■ Request ■
Nothing in the records may be left out or altered; reproduce them all exactly.

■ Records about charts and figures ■
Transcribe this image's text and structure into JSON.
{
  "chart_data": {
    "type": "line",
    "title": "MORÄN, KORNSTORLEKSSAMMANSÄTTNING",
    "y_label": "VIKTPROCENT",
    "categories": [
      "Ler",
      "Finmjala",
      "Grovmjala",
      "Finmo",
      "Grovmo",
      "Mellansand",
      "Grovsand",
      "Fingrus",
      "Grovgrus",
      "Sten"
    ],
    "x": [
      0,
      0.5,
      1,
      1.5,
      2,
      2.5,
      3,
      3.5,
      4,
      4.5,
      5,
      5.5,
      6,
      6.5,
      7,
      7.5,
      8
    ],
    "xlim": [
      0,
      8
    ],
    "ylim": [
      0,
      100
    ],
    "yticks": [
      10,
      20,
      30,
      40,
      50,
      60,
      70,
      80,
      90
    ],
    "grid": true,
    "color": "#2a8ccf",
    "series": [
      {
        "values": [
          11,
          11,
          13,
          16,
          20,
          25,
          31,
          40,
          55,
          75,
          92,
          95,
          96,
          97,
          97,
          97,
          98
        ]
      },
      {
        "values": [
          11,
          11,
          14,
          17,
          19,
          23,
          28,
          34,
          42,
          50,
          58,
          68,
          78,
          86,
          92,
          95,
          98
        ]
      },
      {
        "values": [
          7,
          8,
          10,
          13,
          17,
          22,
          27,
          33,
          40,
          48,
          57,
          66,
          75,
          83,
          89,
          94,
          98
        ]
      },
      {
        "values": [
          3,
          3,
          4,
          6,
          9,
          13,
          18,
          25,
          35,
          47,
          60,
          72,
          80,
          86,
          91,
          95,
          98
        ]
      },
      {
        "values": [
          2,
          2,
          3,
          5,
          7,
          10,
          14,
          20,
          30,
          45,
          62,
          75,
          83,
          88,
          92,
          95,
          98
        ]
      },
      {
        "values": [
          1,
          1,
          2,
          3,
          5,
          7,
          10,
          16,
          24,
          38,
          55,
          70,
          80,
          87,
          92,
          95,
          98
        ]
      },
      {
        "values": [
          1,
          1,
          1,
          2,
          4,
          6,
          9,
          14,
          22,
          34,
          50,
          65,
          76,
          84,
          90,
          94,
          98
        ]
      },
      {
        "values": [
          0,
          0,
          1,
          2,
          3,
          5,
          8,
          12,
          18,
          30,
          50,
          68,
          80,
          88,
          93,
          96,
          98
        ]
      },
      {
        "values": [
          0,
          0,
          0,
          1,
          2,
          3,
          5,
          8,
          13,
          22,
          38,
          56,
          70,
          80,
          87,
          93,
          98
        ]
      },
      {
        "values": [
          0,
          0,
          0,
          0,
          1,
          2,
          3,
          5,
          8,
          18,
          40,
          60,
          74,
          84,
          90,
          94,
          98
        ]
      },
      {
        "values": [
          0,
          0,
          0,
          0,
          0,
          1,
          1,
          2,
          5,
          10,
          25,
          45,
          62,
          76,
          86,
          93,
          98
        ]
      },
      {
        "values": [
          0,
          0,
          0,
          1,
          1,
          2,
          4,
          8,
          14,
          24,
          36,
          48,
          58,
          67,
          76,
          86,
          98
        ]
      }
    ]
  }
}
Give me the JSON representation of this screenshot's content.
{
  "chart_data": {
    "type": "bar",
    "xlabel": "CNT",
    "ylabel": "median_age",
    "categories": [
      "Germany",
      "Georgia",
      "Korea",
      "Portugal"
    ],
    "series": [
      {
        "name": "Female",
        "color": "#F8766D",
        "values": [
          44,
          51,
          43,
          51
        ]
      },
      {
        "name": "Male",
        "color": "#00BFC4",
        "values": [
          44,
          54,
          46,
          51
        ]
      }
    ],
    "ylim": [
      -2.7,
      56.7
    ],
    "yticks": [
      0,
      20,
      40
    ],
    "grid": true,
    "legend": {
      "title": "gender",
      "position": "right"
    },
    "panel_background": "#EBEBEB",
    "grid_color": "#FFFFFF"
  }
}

■ Expected answer ■
Transcribe this image's text and structure into JSON.
{
  "chart_data": {
    "type": "line",
    "title": "MORÄN, KORNSTORLEKSSAMMANSÄTTNING",
    "y_label": "VIKTPROCENT",
    "categories": [
      "Ler",
      "Finmjala",
      "Grovmjala",
      "Finmo",
      "Grovmo",
      "Mellansand",
      "Grovsand",
      "Fingrus",
      "Grovgrus",
      "Sten"
    ],
    "x": [
      0,
      0.5,
      1,
      1.5,
      2,
      2.5,
      3,
      3.5,
      4,
      4.5,
      5,
      5.5,
      6,
      6.5,
      7,
      7.5,
      8
    ],
    "xlim": [
      0,
      8
    ],
    "ylim": [
      0,
      100
    ],
    "yticks": [
      10,
      20,
      30,
      40,
      50,
      60,
      70,
      80,
      90
    ],
    "grid": true,
    "color": "#2a8ccf",
    "series": [
      {
        "values": [
          11,
          11,
          13,
          16,
          20,
          25,
          31,
          40,
          55,
          75,
          92,
          95,
          96,
          97,
          97,
          97,
          98
        ]
      },
      {
        "values": [
          11,
          11,
          14,
          17,
          19,
          23,
          28,
          34,
          42,
          50,
          58,
          68,
          78,
          86,
          92,
          95,
          98
        ]
      },
      {
        "values": [
          7,
          8,
          10,
          13,
          17,
          22,
          27,
          33,
          40,
          48,
          57,
          66,
          75,
          83,
          89,
          94,
          98
        ]
      },
      {
        "values": [
          3,
          3,
          4,
          6,
          9,
          13,
          18,
          25,
          35,
          47,
          60,
          72,
          80,
          86,
          91,
          95,
          98
        ]
      },
      {
        "values": [
          2,
          2,
          3,
          5,
          7,
          10,
          14,
          20,
          30,
          45,
          62,
          75,
          83,
          88,
          92,
          95,
          98
        ]
      },
      {
        "values": [
          1,
          1,
          2,
          3,
          5,
          7,
          10,
          16,
          24,
          38,
          55,
          70,
          80,
          87,
          92,
          95,
          98
        ]
      },
      {
        "values": [
          1,
          1,
          1,
          2,
          4,
          6,
          9,
          14,
          22,
          34,
          50,
          65,
          76,
          84,
          90,
          94,
          98
        ]
      },
      {
        "values": [
          0,
          0,
          1,
          2,
          3,
          5,
          8,
          12,
          18,
          30,
          50,
          68,
          80,
          88,
          93,
          96,
          98
        ]
      },
      {
        "values": [
          0,
          0,
          0,
          1,
          2,
          3,
          5,
          8,
          13,
          22,
          38,
          56,
          70,
          80,
          87,
          93,
          98
        ]
      },
      {
        "values": [
          0,
          0,
          0,
          0,
          1,
          2,
          3,
          5,
          8,
          18,
          40,
          60,
          74,
          84,
          90,
          94,
          98
        ]
      },
      {
        "values": [
          0,
          0,
          0,
          0,
          0,
          1,
          1,
          2,
          5,
          10,
          25,
          45,
          62,
          76,
          86,
          93,
          98
        ]
      },
      {
        "values": [
          0,
          0,
          0,
          1,
          1,
          2,
          4,
          8,
          14,
          24,
          36,
          48,
          58,
          67,
          76,
          86,
          98
        ]
      }
    ]
  }
}
Give me the JSON representation of this screenshot's content.
{
  "chart_data": {
    "type": "bar",
    "xlabel": "CNT",
    "ylabel": "median_age",
    "categories": [
      "Germany",
      "Georgia",
      "Korea",
      "Portugal"
    ],
    "series": [
      {
        "name": "Female",
        "color": "#F8766D",
        "values": [
          44,
          51,
          43,
          51
        ]
      },
      {
        "name": "Male",
        "color": "#00BFC4",
        "values": [
          44,
          54,
          46,
          51
        ]
      }
    ],
    "ylim": [
      -2.7,
      56.7
    ],
    "yticks": [
      0,
      20,
      40
    ],
    "grid": true,
    "legend": {
      "title": "gender",
      "position": "right"
    },
    "panel_background": "#EBEBEB",
    "grid_color": "#FFFFFF"
  }
}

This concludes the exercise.